══ EXCERPTED RECORDS

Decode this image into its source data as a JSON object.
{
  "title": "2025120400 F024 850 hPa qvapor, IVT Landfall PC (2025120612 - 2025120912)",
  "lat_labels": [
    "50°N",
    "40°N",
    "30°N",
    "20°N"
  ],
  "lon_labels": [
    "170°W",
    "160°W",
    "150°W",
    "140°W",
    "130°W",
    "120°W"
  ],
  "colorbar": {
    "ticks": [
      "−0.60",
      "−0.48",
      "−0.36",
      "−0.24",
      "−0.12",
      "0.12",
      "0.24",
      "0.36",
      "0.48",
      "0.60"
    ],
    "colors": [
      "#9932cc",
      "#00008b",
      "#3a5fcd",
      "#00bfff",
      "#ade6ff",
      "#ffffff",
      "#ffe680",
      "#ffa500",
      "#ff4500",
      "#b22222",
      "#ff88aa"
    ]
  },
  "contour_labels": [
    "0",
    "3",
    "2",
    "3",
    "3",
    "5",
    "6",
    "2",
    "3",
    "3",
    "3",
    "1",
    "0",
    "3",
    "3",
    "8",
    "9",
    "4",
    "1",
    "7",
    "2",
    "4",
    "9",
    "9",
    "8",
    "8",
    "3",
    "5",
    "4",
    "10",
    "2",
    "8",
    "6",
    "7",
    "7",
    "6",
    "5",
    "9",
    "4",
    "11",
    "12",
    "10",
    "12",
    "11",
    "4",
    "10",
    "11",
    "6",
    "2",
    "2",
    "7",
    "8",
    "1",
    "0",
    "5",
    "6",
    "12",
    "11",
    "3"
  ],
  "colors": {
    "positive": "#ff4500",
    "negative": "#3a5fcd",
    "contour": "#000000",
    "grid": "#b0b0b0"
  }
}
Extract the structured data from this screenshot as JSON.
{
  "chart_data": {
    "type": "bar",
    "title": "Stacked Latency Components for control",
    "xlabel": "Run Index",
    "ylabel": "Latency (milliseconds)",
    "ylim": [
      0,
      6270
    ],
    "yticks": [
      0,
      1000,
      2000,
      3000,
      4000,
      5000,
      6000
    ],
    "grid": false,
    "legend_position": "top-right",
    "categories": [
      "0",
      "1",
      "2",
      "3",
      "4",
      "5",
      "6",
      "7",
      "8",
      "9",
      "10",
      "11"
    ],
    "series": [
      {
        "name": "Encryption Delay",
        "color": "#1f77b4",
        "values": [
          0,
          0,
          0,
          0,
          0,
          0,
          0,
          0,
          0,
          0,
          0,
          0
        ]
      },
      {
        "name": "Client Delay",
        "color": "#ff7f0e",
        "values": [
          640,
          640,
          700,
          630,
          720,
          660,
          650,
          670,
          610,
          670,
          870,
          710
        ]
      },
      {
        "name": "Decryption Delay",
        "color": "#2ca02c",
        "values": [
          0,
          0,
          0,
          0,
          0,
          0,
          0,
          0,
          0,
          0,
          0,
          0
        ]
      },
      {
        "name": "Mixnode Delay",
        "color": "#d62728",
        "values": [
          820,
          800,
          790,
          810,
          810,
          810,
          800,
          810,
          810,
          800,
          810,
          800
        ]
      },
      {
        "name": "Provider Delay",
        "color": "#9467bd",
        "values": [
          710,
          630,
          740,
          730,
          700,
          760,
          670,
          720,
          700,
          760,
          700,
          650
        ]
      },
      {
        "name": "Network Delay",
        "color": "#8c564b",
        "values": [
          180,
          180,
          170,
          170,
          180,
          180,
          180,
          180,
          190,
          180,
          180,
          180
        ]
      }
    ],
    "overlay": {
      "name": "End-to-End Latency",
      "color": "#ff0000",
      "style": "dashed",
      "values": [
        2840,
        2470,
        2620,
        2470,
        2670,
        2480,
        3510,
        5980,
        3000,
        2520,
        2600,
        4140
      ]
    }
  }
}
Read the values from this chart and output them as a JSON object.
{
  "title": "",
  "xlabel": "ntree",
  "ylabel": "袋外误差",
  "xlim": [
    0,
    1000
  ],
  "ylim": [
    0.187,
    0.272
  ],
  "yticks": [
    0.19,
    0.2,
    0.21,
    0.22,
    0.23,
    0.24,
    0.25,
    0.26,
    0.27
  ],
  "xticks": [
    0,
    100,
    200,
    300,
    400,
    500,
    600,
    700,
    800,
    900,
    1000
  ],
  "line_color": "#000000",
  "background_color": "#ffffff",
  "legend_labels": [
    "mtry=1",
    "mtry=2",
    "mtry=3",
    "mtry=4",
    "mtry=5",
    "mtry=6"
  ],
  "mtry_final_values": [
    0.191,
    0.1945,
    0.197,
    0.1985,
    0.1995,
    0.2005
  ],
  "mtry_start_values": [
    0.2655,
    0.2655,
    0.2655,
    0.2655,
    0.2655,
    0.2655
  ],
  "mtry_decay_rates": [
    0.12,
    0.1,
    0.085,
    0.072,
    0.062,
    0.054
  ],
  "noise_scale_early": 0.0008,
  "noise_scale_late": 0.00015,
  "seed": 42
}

════

- _GIVEN PROBLEM_
Identify and copy all lines with the word "from".

- _SOLUTION FOR THIS PROBLEM_
Extract the structured data from this screenshot as JSON.
Read the values from this chart and output them as a JSON object.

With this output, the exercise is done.